Dataset rows:
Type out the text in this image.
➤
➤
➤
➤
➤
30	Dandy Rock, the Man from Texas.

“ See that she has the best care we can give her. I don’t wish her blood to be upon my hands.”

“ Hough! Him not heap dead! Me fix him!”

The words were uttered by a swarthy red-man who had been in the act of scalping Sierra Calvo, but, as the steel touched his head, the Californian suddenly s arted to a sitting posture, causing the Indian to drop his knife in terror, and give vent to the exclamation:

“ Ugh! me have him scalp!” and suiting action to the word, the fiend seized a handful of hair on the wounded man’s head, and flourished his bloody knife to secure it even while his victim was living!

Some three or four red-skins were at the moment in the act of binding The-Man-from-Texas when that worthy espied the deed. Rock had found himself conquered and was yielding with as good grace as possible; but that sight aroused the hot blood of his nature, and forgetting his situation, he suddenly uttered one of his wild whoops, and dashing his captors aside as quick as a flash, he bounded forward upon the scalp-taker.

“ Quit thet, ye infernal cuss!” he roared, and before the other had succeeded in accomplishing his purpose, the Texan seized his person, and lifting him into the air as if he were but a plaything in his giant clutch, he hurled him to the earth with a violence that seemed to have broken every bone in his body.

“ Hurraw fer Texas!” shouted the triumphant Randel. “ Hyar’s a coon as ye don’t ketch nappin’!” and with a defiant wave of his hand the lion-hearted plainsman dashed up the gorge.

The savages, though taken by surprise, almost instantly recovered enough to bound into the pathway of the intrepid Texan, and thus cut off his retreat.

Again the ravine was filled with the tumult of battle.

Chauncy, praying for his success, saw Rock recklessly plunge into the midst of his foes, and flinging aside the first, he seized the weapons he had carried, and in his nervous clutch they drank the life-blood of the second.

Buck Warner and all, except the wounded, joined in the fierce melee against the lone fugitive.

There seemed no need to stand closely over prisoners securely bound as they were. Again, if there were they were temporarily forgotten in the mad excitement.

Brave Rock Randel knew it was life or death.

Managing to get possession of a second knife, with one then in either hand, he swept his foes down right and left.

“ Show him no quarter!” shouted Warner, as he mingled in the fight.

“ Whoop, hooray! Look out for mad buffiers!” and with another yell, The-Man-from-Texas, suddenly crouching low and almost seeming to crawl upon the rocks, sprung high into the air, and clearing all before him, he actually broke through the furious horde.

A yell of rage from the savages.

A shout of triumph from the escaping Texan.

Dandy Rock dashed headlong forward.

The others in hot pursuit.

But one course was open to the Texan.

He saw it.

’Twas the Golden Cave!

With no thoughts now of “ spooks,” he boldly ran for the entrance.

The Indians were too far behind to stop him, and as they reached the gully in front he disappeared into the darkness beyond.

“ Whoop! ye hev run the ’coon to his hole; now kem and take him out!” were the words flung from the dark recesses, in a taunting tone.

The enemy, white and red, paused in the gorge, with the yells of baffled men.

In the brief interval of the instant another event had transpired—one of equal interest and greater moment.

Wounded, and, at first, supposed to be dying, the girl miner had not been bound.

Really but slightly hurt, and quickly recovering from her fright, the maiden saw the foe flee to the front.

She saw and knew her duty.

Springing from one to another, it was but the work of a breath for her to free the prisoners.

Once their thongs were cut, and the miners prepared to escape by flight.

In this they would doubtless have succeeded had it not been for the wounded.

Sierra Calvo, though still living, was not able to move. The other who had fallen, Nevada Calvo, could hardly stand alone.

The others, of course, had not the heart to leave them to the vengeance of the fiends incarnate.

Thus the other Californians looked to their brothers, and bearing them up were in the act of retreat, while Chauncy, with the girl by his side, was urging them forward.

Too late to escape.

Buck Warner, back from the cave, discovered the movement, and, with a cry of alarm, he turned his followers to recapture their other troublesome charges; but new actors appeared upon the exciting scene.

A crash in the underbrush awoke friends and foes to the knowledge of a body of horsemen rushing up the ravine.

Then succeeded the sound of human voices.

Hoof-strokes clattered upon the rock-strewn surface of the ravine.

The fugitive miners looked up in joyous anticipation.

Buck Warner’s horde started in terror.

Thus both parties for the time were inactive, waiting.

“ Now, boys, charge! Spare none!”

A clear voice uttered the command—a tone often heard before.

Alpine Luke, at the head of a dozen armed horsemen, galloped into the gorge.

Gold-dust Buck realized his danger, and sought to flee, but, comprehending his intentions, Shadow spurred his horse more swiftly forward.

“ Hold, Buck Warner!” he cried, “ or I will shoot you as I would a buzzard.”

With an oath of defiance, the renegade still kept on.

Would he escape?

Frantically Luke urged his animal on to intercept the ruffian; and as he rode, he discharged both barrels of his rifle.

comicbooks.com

The task:
Check each line of the entries for the string "almost". Copy the lines that have it.

Exercise solution:
The savages, though taken by surprise, almost instantly recovered enough to bound into the pathway of the intrepid Texan, and thus cut off his retreat.
“ Whoop, hooray! Look out for mad buffiers!” and with another yell, The-Man-from-Texas, suddenly crouching low and almost seeming to crawl upon the rocks, sprung high into the air, and clearing all before him, he actually broke through the furious horde.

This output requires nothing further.